» **SET PROBLEM**: Output exactly the lines that run from the line with "Transcribe the text in this document." to the end of the material, both ends included, and no other lines.

» **RECORDS FOR PROCESSING**:

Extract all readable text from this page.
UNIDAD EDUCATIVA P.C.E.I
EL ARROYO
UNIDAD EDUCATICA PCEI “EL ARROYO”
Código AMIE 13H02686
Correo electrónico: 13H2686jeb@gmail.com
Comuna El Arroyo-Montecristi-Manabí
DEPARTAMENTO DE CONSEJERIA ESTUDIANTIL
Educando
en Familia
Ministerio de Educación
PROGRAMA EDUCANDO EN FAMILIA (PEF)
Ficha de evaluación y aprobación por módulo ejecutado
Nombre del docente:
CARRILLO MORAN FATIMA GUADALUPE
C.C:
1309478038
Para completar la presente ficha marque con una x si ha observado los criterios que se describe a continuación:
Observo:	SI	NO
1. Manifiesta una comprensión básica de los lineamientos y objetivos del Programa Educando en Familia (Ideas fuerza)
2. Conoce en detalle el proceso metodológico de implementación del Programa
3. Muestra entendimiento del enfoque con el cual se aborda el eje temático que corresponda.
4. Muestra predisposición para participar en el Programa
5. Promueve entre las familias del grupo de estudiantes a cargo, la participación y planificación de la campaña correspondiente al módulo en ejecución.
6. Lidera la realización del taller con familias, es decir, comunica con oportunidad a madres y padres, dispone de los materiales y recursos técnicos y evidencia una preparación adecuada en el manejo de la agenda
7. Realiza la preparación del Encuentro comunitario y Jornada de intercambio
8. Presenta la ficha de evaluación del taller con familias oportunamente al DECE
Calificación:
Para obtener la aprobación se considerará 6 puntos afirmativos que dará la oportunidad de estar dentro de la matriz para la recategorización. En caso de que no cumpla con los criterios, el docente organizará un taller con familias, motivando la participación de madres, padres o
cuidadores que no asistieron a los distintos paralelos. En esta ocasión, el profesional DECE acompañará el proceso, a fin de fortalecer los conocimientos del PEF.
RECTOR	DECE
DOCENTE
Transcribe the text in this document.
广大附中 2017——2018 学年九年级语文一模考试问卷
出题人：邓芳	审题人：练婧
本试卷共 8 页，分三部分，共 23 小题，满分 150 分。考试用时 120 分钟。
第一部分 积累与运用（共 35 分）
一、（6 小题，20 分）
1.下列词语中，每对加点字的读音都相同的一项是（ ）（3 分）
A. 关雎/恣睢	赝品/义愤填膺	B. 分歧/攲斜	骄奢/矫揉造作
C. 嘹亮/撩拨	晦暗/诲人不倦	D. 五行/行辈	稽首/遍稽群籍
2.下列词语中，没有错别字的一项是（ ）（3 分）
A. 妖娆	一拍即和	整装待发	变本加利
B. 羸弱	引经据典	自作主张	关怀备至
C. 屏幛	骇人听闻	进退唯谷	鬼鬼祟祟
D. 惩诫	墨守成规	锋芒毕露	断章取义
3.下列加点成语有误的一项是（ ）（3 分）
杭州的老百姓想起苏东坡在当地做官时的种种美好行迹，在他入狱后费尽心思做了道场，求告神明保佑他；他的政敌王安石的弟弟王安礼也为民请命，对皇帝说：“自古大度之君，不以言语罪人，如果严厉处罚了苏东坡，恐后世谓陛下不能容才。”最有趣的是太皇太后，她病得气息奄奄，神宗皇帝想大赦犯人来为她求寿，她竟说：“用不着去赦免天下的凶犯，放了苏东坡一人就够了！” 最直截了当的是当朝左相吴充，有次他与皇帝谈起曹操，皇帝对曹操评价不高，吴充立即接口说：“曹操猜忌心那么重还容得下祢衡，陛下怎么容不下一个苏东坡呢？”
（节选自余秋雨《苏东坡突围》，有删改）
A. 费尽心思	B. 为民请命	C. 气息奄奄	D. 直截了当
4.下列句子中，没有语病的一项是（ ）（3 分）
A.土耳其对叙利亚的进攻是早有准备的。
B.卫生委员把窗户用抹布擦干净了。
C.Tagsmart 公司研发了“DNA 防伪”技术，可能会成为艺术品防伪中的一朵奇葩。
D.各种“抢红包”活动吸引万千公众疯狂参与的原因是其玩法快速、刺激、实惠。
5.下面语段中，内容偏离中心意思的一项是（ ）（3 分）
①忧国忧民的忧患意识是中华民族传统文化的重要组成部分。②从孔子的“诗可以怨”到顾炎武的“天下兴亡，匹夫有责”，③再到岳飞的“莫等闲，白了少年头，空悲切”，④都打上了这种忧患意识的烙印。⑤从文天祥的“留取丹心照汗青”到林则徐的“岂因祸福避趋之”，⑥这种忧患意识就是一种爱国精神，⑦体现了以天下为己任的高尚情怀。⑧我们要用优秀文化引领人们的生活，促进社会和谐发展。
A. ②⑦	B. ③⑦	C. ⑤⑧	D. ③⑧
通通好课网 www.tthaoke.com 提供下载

» **RESPONSE**:
Transcribe the text in this document.
广大附中 2017——2018 学年九年级语文一模考试问卷
出题人：邓芳	审题人：练婧
本试卷共 8 页，分三部分，共 23 小题，满分 150 分。考试用时 120 分钟。
第一部分 积累与运用（共 35 分）
一、（6 小题，20 分）
1.下列词语中，每对加点字的读音都相同的一项是（ ）（3 分）
A. 关雎/恣睢	赝品/义愤填膺	B. 分歧/攲斜	骄奢/矫揉造作
C. 嘹亮/撩拨	晦暗/诲人不倦	D. 五行/行辈	稽首/遍稽群籍
2.下列词语中，没有错别字的一项是（ ）（3 分）
A. 妖娆	一拍即和	整装待发	变本加利
B. 羸弱	引经据典	自作主张	关怀备至
C. 屏幛	骇人听闻	进退唯谷	鬼鬼祟祟
D. 惩诫	墨守成规	锋芒毕露	断章取义
3.下列加点成语有误的一项是（ ）（3 分）
杭州的老百姓想起苏东坡在当地做官时的种种美好行迹，在他入狱后费尽心思做了道场，求告神明保佑他；他的政敌王安石的弟弟王安礼也为民请命，对皇帝说：“自古大度之君，不以言语罪人，如果严厉处罚了苏东坡，恐后世谓陛下不能容才。”最有趣的是太皇太后，她病得气息奄奄，神宗皇帝想大赦犯人来为她求寿，她竟说：“用不着去赦免天下的凶犯，放了苏东坡一人就够了！” 最直截了当的是当朝左相吴充，有次他与皇帝谈起曹操，皇帝对曹操评价不高，吴充立即接口说：“曹操猜忌心那么重还容得下祢衡，陛下怎么容不下一个苏东坡呢？”
（节选自余秋雨《苏东坡突围》，有删改）
A. 费尽心思	B. 为民请命	C. 气息奄奄	D. 直截了当
4.下列句子中，没有语病的一项是（ ）（3 分）
A.土耳其对叙利亚的进攻是早有准备的。
B.卫生委员把窗户用抹布擦干净了。
C.Tagsmart 公司研发了“DNA 防伪”技术，可能会成为艺术品防伪中的一朵奇葩。
D.各种“抢红包”活动吸引万千公众疯狂参与的原因是其玩法快速、刺激、实惠。
5.下面语段中，内容偏离中心意思的一项是（ ）（3 分）
①忧国忧民的忧患意识是中华民族传统文化的重要组成部分。②从孔子的“诗可以怨”到顾炎武的“天下兴亡，匹夫有责”，③再到岳飞的“莫等闲，白了少年头，空悲切”，④都打上了这种忧患意识的烙印。⑤从文天祥的“留取丹心照汗青”到林则徐的“岂因祸福避趋之”，⑥这种忧患意识就是一种爱国精神，⑦体现了以天下为己任的高尚情怀。⑧我们要用优秀文化引领人们的生活，促进社会和谐发展。
A. ②⑦	B. ③⑦	C. ⑤⑧	D. ③⑧
通通好课网 www.tthaoke.com 提供下载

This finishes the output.